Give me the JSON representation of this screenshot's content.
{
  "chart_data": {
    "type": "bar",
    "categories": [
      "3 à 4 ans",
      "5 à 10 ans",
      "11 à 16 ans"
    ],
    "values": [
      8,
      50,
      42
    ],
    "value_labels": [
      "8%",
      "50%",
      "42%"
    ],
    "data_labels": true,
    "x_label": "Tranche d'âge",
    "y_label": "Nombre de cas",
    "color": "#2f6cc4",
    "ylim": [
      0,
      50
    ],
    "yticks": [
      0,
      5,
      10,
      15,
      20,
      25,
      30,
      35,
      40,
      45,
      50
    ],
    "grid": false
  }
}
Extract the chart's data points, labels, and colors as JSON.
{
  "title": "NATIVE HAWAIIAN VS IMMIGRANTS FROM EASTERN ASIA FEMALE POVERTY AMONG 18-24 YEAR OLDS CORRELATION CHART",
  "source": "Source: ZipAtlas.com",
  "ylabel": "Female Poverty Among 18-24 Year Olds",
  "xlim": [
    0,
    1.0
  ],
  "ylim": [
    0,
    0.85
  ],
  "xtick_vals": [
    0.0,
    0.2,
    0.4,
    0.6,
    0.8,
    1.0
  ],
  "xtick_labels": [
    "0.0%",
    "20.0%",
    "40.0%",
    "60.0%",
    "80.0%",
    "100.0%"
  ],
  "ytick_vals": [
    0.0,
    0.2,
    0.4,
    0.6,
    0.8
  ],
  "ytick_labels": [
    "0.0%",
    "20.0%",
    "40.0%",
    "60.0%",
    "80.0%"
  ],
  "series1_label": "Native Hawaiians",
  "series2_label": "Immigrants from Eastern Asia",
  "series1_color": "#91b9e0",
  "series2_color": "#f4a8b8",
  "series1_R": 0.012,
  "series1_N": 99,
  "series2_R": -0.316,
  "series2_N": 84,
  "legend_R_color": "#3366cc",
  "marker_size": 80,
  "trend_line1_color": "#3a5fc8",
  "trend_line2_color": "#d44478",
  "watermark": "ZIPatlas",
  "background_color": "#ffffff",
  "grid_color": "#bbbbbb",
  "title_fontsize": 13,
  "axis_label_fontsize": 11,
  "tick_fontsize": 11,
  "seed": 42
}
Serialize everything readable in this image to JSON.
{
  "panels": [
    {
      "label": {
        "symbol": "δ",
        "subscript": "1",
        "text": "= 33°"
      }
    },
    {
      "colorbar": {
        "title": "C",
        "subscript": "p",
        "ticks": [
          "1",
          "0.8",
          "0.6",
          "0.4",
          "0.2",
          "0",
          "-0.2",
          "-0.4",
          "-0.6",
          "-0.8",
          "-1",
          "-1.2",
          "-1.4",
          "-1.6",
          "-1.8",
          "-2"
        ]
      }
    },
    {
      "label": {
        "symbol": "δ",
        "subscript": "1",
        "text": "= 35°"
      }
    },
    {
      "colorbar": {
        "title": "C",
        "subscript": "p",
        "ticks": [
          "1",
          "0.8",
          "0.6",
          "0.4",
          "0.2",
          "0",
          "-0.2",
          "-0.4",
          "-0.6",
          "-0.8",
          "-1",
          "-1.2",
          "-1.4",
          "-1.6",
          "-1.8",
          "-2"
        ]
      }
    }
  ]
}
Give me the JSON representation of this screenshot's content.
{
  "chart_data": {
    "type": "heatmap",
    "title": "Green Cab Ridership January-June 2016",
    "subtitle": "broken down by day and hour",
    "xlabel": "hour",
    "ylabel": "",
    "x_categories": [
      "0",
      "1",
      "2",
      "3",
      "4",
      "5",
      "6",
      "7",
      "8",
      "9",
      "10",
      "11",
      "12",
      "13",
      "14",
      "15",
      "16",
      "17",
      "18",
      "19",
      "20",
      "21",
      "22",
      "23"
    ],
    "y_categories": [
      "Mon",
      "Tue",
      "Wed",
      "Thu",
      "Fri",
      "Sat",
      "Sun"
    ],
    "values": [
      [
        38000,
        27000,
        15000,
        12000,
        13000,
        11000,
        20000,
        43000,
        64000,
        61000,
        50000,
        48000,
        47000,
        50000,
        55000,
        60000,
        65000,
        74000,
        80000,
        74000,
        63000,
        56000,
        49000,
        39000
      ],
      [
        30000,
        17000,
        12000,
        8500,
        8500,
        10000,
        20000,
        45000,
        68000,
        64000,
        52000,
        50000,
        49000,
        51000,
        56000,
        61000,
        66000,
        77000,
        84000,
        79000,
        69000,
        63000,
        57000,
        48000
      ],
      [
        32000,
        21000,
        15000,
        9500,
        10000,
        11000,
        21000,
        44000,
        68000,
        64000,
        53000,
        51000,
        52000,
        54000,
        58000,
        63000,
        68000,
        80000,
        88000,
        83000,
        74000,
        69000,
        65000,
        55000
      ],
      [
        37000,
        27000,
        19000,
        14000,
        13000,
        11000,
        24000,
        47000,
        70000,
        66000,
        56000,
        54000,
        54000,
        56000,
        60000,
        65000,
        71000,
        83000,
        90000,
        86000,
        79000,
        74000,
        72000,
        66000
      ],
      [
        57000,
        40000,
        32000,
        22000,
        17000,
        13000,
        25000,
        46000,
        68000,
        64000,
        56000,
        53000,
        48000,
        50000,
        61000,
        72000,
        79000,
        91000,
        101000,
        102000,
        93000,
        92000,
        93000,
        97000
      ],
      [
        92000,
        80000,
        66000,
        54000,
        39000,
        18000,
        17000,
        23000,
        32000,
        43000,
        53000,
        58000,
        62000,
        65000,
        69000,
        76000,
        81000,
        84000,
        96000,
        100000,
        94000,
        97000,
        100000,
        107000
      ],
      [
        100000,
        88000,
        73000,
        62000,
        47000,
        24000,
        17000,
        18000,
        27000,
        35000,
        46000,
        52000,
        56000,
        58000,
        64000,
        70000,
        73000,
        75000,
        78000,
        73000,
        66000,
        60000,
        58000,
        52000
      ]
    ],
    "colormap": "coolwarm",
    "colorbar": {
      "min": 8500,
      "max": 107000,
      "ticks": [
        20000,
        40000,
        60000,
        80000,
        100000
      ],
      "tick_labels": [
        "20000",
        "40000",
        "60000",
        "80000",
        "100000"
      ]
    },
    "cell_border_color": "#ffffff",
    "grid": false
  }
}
________________
**Exercise task**
Repeat the listing above without any change.

**Right answer**
Give me the JSON representation of this screenshot's content.
{
  "chart_data": {
    "type": "bar",
    "categories": [
      "3 à 4 ans",
      "5 à 10 ans",
      "11 à 16 ans"
    ],
    "values": [
      8,
      50,
      42
    ],
    "value_labels": [
      "8%",
      "50%",
      "42%"
    ],
    "data_labels": true,
    "x_label": "Tranche d'âge",
    "y_label": "Nombre de cas",
    "color": "#2f6cc4",
    "ylim": [
      0,
      50
    ],
    "yticks": [
      0,
      5,
      10,
      15,
      20,
      25,
      30,
      35,
      40,
      45,
      50
    ],
    "grid": false
  }
}
Extract the chart's data points, labels, and colors as JSON.
{
  "title": "NATIVE HAWAIIAN VS IMMIGRANTS FROM EASTERN ASIA FEMALE POVERTY AMONG 18-24 YEAR OLDS CORRELATION CHART",
  "source": "Source: ZipAtlas.com",
  "ylabel": "Female Poverty Among 18-24 Year Olds",
  "xlim": [
    0,
    1.0
  ],
  "ylim": [
    0,
    0.85
  ],
  "xtick_vals": [
    0.0,
    0.2,
    0.4,
    0.6,
    0.8,
    1.0
  ],
  "xtick_labels": [
    "0.0%",
    "20.0%",
    "40.0%",
    "60.0%",
    "80.0%",
    "100.0%"
  ],
  "ytick_vals": [
    0.0,
    0.2,
    0.4,
    0.6,
    0.8
  ],
  "ytick_labels": [
    "0.0%",
    "20.0%",
    "40.0%",
    "60.0%",
    "80.0%"
  ],
  "series1_label": "Native Hawaiians",
  "series2_label": "Immigrants from Eastern Asia",
  "series1_color": "#91b9e0",
  "series2_color": "#f4a8b8",
  "series1_R": 0.012,
  "series1_N": 99,
  "series2_R": -0.316,
  "series2_N": 84,
  "legend_R_color": "#3366cc",
  "marker_size": 80,
  "trend_line1_color": "#3a5fc8",
  "trend_line2_color": "#d44478",
  "watermark": "ZIPatlas",
  "background_color": "#ffffff",
  "grid_color": "#bbbbbb",
  "title_fontsize": 13,
  "axis_label_fontsize": 11,
  "tick_fontsize": 11,
  "seed": 42
}
Serialize everything readable in this image to JSON.
{
  "panels": [
    {
      "label": {
        "symbol": "δ",
        "subscript": "1",
        "text": "= 33°"
      }
    },
    {
      "colorbar": {
        "title": "C",
        "subscript": "p",
        "ticks": [
          "1",
          "0.8",
          "0.6",
          "0.4",
          "0.2",
          "0",
          "-0.2",
          "-0.4",
          "-0.6",
          "-0.8",
          "-1",
          "-1.2",
          "-1.4",
          "-1.6",
          "-1.8",
          "-2"
        ]
      }
    },
    {
      "label": {
        "symbol": "δ",
        "subscript": "1",
        "text": "= 35°"
      }
    },
    {
      "colorbar": {
        "title": "C",
        "subscript": "p",
        "ticks": [
          "1",
          "0.8",
          "0.6",
          "0.4",
          "0.2",
          "0",
          "-0.2",
          "-0.4",
          "-0.6",
          "-0.8",
          "-1",
          "-1.2",
          "-1.4",
          "-1.6",
          "-1.8",
          "-2"
        ]
      }
    }
  ]
}
Give me the JSON representation of this screenshot's content.
{
  "chart_data": {
    "type": "heatmap",
    "title": "Green Cab Ridership January-June 2016",
    "subtitle": "broken down by day and hour",
    "xlabel": "hour",
    "ylabel": "",
    "x_categories": [
      "0",
      "1",
      "2",
      "3",
      "4",
      "5",
      "6",
      "7",
      "8",
      "9",
      "10",
      "11",
      "12",
      "13",
      "14",
      "15",
      "16",
      "17",
      "18",
      "19",
      "20",
      "21",
      "22",
      "23"
    ],
    "y_categories": [
      "Mon",
      "Tue",
      "Wed",
      "Thu",
      "Fri",
      "Sat",
      "Sun"
    ],
    "values": [
      [
        38000,
        27000,
        15000,
        12000,
        13000,
        11000,
        20000,
        43000,
        64000,
        61000,
        50000,
        48000,
        47000,
        50000,
        55000,
        60000,
        65000,
        74000,
        80000,
        74000,
        63000,
        56000,
        49000,
        39000
      ],
      [
        30000,
        17000,
        12000,
        8500,
        8500,
        10000,
        20000,
        45000,
        68000,
        64000,
        52000,
        50000,
        49000,
        51000,
        56000,
        61000,
        66000,
        77000,
        84000,
        79000,
        69000,
        63000,
        57000,
        48000
      ],
      [
        32000,
        21000,
        15000,
        9500,
        10000,
        11000,
        21000,
        44000,
        68000,
        64000,
        53000,
        51000,
        52000,
        54000,
        58000,
        63000,
        68000,
        80000,
        88000,
        83000,
        74000,
        69000,
        65000,
        55000
      ],
      [
        37000,
        27000,
        19000,
        14000,
        13000,
        11000,
        24000,
        47000,
        70000,
        66000,
        56000,
        54000,
        54000,
        56000,
        60000,
        65000,
        71000,
        83000,
        90000,
        86000,
        79000,
        74000,
        72000,
        66000
      ],
      [
        57000,
        40000,
        32000,
        22000,
        17000,
        13000,
        25000,
        46000,
        68000,
        64000,
        56000,
        53000,
        48000,
        50000,
        61000,
        72000,
        79000,
        91000,
        101000,
        102000,
        93000,
        92000,
        93000,
        97000
      ],
      [
        92000,
        80000,
        66000,
        54000,
        39000,
        18000,
        17000,
        23000,
        32000,
        43000,
        53000,
        58000,
        62000,
        65000,
        69000,
        76000,
        81000,
        84000,
        96000,
        100000,
        94000,
        97000,
        100000,
        107000
      ],
      [
        100000,
        88000,
        73000,
        62000,
        47000,
        24000,
        17000,
        18000,
        27000,
        35000,
        46000,
        52000,
        56000,
        58000,
        64000,
        70000,
        73000,
        75000,
        78000,
        73000,
        66000,
        60000,
        58000,
        52000
      ]
    ],
    "colormap": "coolwarm",
    "colorbar": {
      "min": 8500,
      "max": 107000,
      "ticks": [
        20000,
        40000,
        60000,
        80000,
        100000
      ],
      "tick_labels": [
        "20000",
        "40000",
        "60000",
        "80000",
        "100000"
      ]
    },
    "cell_border_color": "#ffffff",
    "grid": false
  }
}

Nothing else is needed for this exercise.